* _Excerpt_:
Ahhh…fall.  Of all the seasons, autumn is probably my favorite.  The cool crisp air is refreshing, the leaves are turning vibrant colors, and it is time for warm, comforting bowls of soup.

To kick off the season, I decided to make spicy miso ramen.  Making great ramen is truly a labor of love, but it is well worth it if you are craving some lip-smacking, flavorful ramen broth.  It does take a lot of time to make, but much of it is spent just “checking on” the broth and quickly skimming the scum off the surface.

After much research and numerous trials and failures, I’ve found that the ramen recipes involving slow-simmering of pork neck bones yield the best result.  Buy the fattiest pork neck bones with a lot of marrow for the richest broth. By slow-simmering pork bones for six to seven hours (yes, that’s right), you’re rewarded with this delicious savory broth that mimics that of restaurants.

Usually, I make the ramen broth over the stove, regularly checking on the broth, adding more water as needed to replenish the water that has evaporated.  I also regularly skim the surface of the broth, move the neck bones around, and check on the taste about every hour or two.

However, this last time, I decided to experiment with the slow cooker.  I cooked the broth in there for about six and a half hours.  While the resulting broth was beautifully clear and clean, it didn’t have the depth or richness that I was looking for.  Next time, I’ll go back to my old way of making ramen broth; that is the method I outline below.

Little Bear’s Spicy Miso Ramen

2 lbs pork neck bones
10 c water, to start (you can add more later, per your preference)
1 large onion, sliced
5 generous T white miso paste
3 t dashi powder
Dash of soy sauce
3-4 t chili oil
1 T vegetable oil
1 1/2 lbs pork belly, fat trimmed off if desired
2 heads baby bok choy, leaves separated from the base
1 pkg fresh ramen noodles (enough for 6-8 people)
Fish cake, sliced (I used kamaboko–pink shell with white center, and naruto–white with pink swirl)
4 eggs, hard-boiled and sliced in half lengthwise
2 stalks green onions, diced, for garnish

**The pork neck bones need to simmer for 6-7 hours prior to adding other ingredients, so plan accordingly.**

Pre-boiling the bones:

Fill a small pot with water about three-fourths of the way up and bring to a boil over high heat.  Once the water is boiling, add the pork neck bones.  Boil hard for about 7-10 minutes.  You’ll see brownish scum and other impurities rise to the surface.  You’ll be glad you didn’t skip this step.

Once done, remove the neck bones from the pot and rinse well with cool water.  Set aside.

* _Data shown_:
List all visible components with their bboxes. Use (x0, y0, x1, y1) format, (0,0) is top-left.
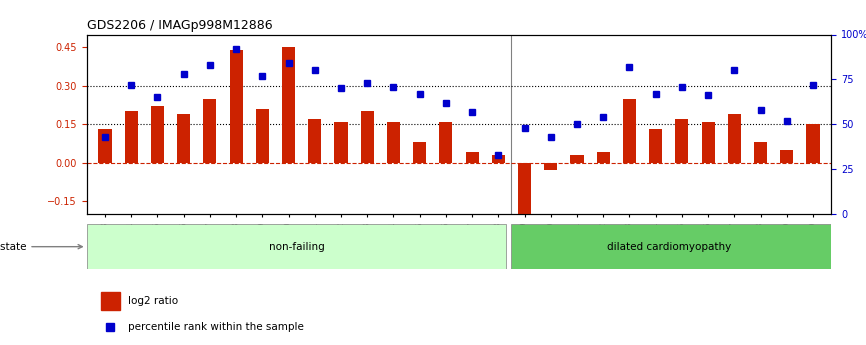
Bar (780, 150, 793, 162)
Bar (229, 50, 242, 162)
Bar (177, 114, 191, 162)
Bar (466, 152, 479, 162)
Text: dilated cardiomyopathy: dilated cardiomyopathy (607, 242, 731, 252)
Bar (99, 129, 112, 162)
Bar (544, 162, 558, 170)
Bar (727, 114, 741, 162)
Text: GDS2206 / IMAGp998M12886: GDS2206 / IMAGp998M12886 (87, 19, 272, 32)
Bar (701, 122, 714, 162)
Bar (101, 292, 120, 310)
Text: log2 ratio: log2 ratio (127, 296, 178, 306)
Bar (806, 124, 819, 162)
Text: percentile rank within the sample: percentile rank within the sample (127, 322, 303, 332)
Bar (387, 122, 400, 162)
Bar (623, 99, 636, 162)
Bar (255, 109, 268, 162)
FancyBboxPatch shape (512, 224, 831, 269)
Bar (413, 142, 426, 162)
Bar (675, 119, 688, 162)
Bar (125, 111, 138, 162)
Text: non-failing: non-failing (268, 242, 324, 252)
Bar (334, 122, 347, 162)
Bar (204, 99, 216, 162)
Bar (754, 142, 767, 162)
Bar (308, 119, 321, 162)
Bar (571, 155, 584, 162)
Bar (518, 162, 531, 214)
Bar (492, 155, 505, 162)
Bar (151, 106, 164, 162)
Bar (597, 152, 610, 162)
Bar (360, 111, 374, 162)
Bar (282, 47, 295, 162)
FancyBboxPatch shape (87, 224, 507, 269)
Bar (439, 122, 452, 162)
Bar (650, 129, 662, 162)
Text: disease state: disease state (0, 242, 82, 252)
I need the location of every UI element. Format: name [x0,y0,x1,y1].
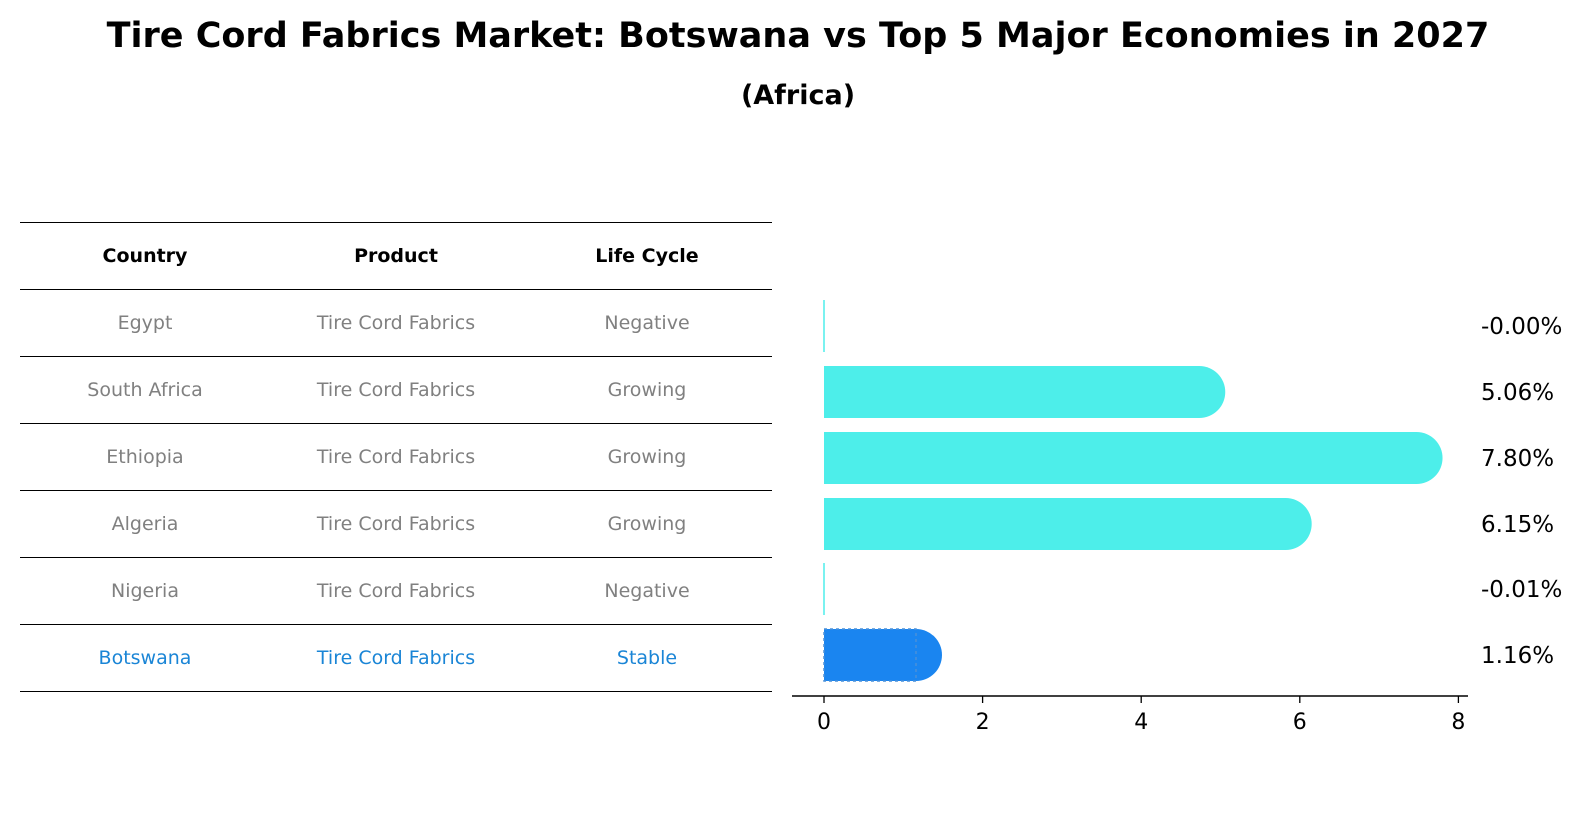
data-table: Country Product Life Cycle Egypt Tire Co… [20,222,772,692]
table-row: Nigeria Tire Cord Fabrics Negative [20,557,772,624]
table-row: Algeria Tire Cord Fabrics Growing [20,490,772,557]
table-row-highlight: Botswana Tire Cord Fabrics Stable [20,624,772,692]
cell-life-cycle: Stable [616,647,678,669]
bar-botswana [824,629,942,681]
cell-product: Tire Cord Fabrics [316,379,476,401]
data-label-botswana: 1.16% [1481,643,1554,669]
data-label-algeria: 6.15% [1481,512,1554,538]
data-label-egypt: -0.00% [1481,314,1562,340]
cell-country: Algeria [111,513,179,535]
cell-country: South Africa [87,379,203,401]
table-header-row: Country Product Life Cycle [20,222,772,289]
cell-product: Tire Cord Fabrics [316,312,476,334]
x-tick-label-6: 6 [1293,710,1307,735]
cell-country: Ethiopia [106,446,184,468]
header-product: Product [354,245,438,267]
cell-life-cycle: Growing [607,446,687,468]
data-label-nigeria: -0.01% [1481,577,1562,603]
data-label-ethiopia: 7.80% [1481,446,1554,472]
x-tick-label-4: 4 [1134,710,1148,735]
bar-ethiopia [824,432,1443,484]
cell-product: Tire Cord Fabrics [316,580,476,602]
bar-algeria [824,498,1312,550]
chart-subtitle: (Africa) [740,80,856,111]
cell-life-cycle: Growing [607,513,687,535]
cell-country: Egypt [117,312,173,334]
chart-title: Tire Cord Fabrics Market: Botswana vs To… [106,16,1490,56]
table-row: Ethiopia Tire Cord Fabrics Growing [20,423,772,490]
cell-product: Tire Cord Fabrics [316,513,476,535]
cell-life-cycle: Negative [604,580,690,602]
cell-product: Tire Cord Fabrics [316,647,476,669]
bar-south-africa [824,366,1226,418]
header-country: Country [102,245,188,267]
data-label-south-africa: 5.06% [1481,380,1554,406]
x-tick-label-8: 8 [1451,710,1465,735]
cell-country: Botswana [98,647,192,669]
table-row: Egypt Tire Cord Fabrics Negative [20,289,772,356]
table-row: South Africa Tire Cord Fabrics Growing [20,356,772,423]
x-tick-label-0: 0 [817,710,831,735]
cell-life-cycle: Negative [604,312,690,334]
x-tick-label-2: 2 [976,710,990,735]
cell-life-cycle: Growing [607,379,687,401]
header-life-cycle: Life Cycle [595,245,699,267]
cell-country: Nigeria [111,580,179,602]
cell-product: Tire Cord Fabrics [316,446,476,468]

---

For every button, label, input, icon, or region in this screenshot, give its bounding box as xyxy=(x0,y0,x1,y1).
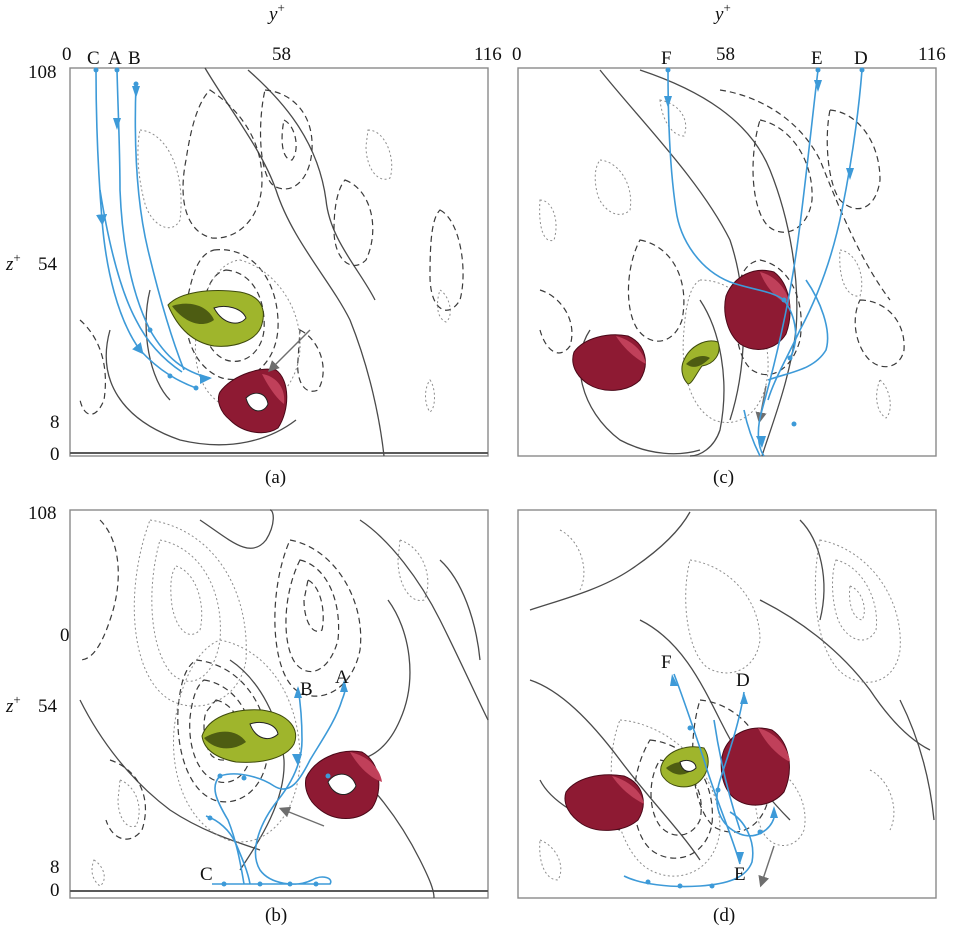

* _Exercise instructions_:
**1)** In the ramen recipe, which ingredients have their amounts given with the unit T or t? List each one with its amount.
**2)** Show every line of the entries that contains the word "Growing".

* _The responses_:
**1)**
- 5 generous T white miso paste
- 3 t dashi powder
- 3-4 t chili oil
- 1 T vegetable oil

**2)**
table-row: Algeria Tire Cord Fabrics Growing [20,490,772,557]
cell-life-cycle: Growing [607,446,687,468]
cell-life-cycle: Growing [607,513,687,535]
table-row: Ethiopia Tire Cord Fabrics Growing [20,423,772,490]
table-row: South Africa Tire Cord Fabrics Growing [20,356,772,423]
cell-life-cycle: Growing [607,379,687,401]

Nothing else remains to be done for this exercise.